* **Extracted records**
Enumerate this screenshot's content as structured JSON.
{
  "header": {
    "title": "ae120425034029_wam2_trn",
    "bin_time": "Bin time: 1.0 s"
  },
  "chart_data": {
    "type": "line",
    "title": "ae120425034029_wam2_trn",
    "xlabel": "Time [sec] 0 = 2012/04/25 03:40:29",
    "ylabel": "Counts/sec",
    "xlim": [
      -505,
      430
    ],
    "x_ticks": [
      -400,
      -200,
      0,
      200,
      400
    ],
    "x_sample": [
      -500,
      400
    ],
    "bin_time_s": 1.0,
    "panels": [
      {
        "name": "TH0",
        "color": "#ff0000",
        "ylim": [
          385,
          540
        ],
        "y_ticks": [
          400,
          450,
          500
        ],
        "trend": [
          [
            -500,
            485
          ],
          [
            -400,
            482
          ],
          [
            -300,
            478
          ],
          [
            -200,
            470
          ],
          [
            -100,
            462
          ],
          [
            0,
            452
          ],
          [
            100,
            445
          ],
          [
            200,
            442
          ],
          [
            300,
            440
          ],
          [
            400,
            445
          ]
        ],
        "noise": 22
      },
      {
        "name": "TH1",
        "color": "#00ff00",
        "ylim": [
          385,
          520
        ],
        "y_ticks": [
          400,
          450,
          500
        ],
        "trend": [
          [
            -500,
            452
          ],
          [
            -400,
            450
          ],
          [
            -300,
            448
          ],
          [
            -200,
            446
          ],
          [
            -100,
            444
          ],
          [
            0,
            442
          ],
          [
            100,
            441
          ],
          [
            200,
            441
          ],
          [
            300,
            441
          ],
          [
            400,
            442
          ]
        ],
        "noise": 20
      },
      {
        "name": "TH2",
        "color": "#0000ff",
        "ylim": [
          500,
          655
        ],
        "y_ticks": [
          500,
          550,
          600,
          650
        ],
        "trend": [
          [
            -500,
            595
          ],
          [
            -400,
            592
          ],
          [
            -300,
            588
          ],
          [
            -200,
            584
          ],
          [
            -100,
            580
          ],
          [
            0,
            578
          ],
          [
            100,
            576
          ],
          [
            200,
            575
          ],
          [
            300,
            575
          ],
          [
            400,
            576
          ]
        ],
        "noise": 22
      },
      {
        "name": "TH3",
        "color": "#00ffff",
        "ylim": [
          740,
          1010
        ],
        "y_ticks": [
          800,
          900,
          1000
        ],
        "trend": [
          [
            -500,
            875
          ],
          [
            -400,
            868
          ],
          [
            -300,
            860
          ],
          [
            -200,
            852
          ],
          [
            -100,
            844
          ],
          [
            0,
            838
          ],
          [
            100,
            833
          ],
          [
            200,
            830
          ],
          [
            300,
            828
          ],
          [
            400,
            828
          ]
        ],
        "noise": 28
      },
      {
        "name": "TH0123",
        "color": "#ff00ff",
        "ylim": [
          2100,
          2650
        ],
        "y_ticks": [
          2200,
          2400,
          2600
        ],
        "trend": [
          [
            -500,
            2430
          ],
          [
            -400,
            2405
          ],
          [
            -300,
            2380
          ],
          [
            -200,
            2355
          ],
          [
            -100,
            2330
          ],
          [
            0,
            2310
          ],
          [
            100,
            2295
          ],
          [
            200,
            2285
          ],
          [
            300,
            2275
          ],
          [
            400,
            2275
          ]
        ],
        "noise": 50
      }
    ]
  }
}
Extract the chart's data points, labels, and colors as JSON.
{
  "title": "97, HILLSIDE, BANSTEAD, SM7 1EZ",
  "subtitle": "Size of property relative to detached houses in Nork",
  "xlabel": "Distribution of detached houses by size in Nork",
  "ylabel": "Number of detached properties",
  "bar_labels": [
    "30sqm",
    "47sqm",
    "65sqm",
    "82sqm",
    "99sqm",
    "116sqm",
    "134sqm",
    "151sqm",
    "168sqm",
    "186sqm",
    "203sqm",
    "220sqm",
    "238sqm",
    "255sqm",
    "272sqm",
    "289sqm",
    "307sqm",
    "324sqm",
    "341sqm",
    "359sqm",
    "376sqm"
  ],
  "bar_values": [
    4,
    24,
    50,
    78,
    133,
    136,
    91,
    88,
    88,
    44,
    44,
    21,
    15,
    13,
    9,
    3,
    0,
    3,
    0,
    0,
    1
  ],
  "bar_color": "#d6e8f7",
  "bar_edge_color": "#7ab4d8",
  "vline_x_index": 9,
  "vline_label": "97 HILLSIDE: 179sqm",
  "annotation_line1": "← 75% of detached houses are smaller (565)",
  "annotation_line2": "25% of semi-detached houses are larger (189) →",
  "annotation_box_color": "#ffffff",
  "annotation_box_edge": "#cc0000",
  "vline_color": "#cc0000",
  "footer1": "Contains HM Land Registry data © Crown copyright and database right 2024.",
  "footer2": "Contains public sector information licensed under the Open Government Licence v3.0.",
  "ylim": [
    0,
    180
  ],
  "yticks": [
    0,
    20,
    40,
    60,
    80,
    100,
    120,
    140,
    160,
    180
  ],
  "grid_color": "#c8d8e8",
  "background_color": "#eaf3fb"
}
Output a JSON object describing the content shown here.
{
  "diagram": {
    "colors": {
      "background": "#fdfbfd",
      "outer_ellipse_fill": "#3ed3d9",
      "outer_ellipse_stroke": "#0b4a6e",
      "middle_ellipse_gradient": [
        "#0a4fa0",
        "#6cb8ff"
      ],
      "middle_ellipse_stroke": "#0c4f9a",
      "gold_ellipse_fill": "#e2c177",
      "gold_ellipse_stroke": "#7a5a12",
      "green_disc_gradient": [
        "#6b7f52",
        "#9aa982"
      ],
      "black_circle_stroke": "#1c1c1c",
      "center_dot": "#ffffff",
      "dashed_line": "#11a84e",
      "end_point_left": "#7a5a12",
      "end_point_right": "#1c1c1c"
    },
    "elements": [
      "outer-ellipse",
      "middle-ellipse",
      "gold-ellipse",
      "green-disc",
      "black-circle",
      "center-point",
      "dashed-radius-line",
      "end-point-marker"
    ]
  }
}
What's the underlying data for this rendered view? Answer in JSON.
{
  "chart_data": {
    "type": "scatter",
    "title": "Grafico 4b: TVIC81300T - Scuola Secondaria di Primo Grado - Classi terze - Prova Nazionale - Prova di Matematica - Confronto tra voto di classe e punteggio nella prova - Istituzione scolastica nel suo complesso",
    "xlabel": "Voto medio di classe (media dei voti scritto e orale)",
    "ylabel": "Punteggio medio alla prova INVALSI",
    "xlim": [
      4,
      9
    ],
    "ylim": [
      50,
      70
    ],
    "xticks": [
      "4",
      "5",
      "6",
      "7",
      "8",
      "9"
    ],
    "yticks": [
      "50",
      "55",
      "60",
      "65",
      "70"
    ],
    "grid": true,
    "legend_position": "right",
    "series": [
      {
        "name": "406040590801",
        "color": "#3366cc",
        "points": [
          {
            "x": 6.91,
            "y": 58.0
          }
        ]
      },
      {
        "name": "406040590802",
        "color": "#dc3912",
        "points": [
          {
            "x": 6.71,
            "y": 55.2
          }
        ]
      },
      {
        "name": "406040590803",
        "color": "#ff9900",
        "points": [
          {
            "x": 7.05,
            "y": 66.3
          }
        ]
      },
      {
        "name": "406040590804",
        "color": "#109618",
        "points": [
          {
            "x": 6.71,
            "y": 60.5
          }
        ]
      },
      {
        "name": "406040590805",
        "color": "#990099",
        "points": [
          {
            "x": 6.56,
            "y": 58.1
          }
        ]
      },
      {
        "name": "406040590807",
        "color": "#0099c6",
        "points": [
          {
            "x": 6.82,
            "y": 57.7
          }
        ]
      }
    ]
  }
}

* **Directions**
Print again each line of the listing above, exactly as it appears.

* **Written answer**
Enumerate this screenshot's content as structured JSON.
{
  "header": {
    "title": "ae120425034029_wam2_trn",
    "bin_time": "Bin time: 1.0 s"
  },
  "chart_data": {
    "type": "line",
    "title": "ae120425034029_wam2_trn",
    "xlabel": "Time [sec] 0 = 2012/04/25 03:40:29",
    "ylabel": "Counts/sec",
    "xlim": [
      -505,
      430
    ],
    "x_ticks": [
      -400,
      -200,
      0,
      200,
      400
    ],
    "x_sample": [
      -500,
      400
    ],
    "bin_time_s": 1.0,
    "panels": [
      {
        "name": "TH0",
        "color": "#ff0000",
        "ylim": [
          385,
          540
        ],
        "y_ticks": [
          400,
          450,
          500
        ],
        "trend": [
          [
            -500,
            485
          ],
          [
            -400,
            482
          ],
          [
            -300,
            478
          ],
          [
            -200,
            470
          ],
          [
            -100,
            462
          ],
          [
            0,
            452
          ],
          [
            100,
            445
          ],
          [
            200,
            442
          ],
          [
            300,
            440
          ],
          [
            400,
            445
          ]
        ],
        "noise": 22
      },
      {
        "name": "TH1",
        "color": "#00ff00",
        "ylim": [
          385,
          520
        ],
        "y_ticks": [
          400,
          450,
          500
        ],
        "trend": [
          [
            -500,
            452
          ],
          [
            -400,
            450
          ],
          [
            -300,
            448
          ],
          [
            -200,
            446
          ],
          [
            -100,
            444
          ],
          [
            0,
            442
          ],
          [
            100,
            441
          ],
          [
            200,
            441
          ],
          [
            300,
            441
          ],
          [
            400,
            442
          ]
        ],
        "noise": 20
      },
      {
        "name": "TH2",
        "color": "#0000ff",
        "ylim": [
          500,
          655
        ],
        "y_ticks": [
          500,
          550,
          600,
          650
        ],
        "trend": [
          [
            -500,
            595
          ],
          [
            -400,
            592
          ],
          [
            -300,
            588
          ],
          [
            -200,
            584
          ],
          [
            -100,
            580
          ],
          [
            0,
            578
          ],
          [
            100,
            576
          ],
          [
            200,
            575
          ],
          [
            300,
            575
          ],
          [
            400,
            576
          ]
        ],
        "noise": 22
      },
      {
        "name": "TH3",
        "color": "#00ffff",
        "ylim": [
          740,
          1010
        ],
        "y_ticks": [
          800,
          900,
          1000
        ],
        "trend": [
          [
            -500,
            875
          ],
          [
            -400,
            868
          ],
          [
            -300,
            860
          ],
          [
            -200,
            852
          ],
          [
            -100,
            844
          ],
          [
            0,
            838
          ],
          [
            100,
            833
          ],
          [
            200,
            830
          ],
          [
            300,
            828
          ],
          [
            400,
            828
          ]
        ],
        "noise": 28
      },
      {
        "name": "TH0123",
        "color": "#ff00ff",
        "ylim": [
          2100,
          2650
        ],
        "y_ticks": [
          2200,
          2400,
          2600
        ],
        "trend": [
          [
            -500,
            2430
          ],
          [
            -400,
            2405
          ],
          [
            -300,
            2380
          ],
          [
            -200,
            2355
          ],
          [
            -100,
            2330
          ],
          [
            0,
            2310
          ],
          [
            100,
            2295
          ],
          [
            200,
            2285
          ],
          [
            300,
            2275
          ],
          [
            400,
            2275
          ]
        ],
        "noise": 50
      }
    ]
  }
}
Extract the chart's data points, labels, and colors as JSON.
{
  "title": "97, HILLSIDE, BANSTEAD, SM7 1EZ",
  "subtitle": "Size of property relative to detached houses in Nork",
  "xlabel": "Distribution of detached houses by size in Nork",
  "ylabel": "Number of detached properties",
  "bar_labels": [
    "30sqm",
    "47sqm",
    "65sqm",
    "82sqm",
    "99sqm",
    "116sqm",
    "134sqm",
    "151sqm",
    "168sqm",
    "186sqm",
    "203sqm",
    "220sqm",
    "238sqm",
    "255sqm",
    "272sqm",
    "289sqm",
    "307sqm",
    "324sqm",
    "341sqm",
    "359sqm",
    "376sqm"
  ],
  "bar_values": [
    4,
    24,
    50,
    78,
    133,
    136,
    91,
    88,
    88,
    44,
    44,
    21,
    15,
    13,
    9,
    3,
    0,
    3,
    0,
    0,
    1
  ],
  "bar_color": "#d6e8f7",
  "bar_edge_color": "#7ab4d8",
  "vline_x_index": 9,
  "vline_label": "97 HILLSIDE: 179sqm",
  "annotation_line1": "← 75% of detached houses are smaller (565)",
  "annotation_line2": "25% of semi-detached houses are larger (189) →",
  "annotation_box_color": "#ffffff",
  "annotation_box_edge": "#cc0000",
  "vline_color": "#cc0000",
  "footer1": "Contains HM Land Registry data © Crown copyright and database right 2024.",
  "footer2": "Contains public sector information licensed under the Open Government Licence v3.0.",
  "ylim": [
    0,
    180
  ],
  "yticks": [
    0,
    20,
    40,
    60,
    80,
    100,
    120,
    140,
    160,
    180
  ],
  "grid_color": "#c8d8e8",
  "background_color": "#eaf3fb"
}
Output a JSON object describing the content shown here.
{
  "diagram": {
    "colors": {
      "background": "#fdfbfd",
      "outer_ellipse_fill": "#3ed3d9",
      "outer_ellipse_stroke": "#0b4a6e",
      "middle_ellipse_gradient": [
        "#0a4fa0",
        "#6cb8ff"
      ],
      "middle_ellipse_stroke": "#0c4f9a",
      "gold_ellipse_fill": "#e2c177",
      "gold_ellipse_stroke": "#7a5a12",
      "green_disc_gradient": [
        "#6b7f52",
        "#9aa982"
      ],
      "black_circle_stroke": "#1c1c1c",
      "center_dot": "#ffffff",
      "dashed_line": "#11a84e",
      "end_point_left": "#7a5a12",
      "end_point_right": "#1c1c1c"
    },
    "elements": [
      "outer-ellipse",
      "middle-ellipse",
      "gold-ellipse",
      "green-disc",
      "black-circle",
      "center-point",
      "dashed-radius-line",
      "end-point-marker"
    ]
  }
}
What's the underlying data for this rendered view? Answer in JSON.
{
  "chart_data": {
    "type": "scatter",
    "title": "Grafico 4b: TVIC81300T - Scuola Secondaria di Primo Grado - Classi terze - Prova Nazionale - Prova di Matematica - Confronto tra voto di classe e punteggio nella prova - Istituzione scolastica nel suo complesso",
    "xlabel": "Voto medio di classe (media dei voti scritto e orale)",
    "ylabel": "Punteggio medio alla prova INVALSI",
    "xlim": [
      4,
      9
    ],
    "ylim": [
      50,
      70
    ],
    "xticks": [
      "4",
      "5",
      "6",
      "7",
      "8",
      "9"
    ],
    "yticks": [
      "50",
      "55",
      "60",
      "65",
      "70"
    ],
    "grid": true,
    "legend_position": "right",
    "series": [
      {
        "name": "406040590801",
        "color": "#3366cc",
        "points": [
          {
            "x": 6.91,
            "y": 58.0
          }
        ]
      },
      {
        "name": "406040590802",
        "color": "#dc3912",
        "points": [
          {
            "x": 6.71,
            "y": 55.2
          }
        ]
      },
      {
        "name": "406040590803",
        "color": "#ff9900",
        "points": [
          {
            "x": 7.05,
            "y": 66.3
          }
        ]
      },
      {
        "name": "406040590804",
        "color": "#109618",
        "points": [
          {
            "x": 6.71,
            "y": 60.5
          }
        ]
      },
      {
        "name": "406040590805",
        "color": "#990099",
        "points": [
          {
            "x": 6.56,
            "y": 58.1
          }
        ]
      },
      {
        "name": "406040590807",
        "color": "#0099c6",
        "points": [
          {
            "x": 6.82,
            "y": 57.7
          }
        ]
      }
    ]
  }
}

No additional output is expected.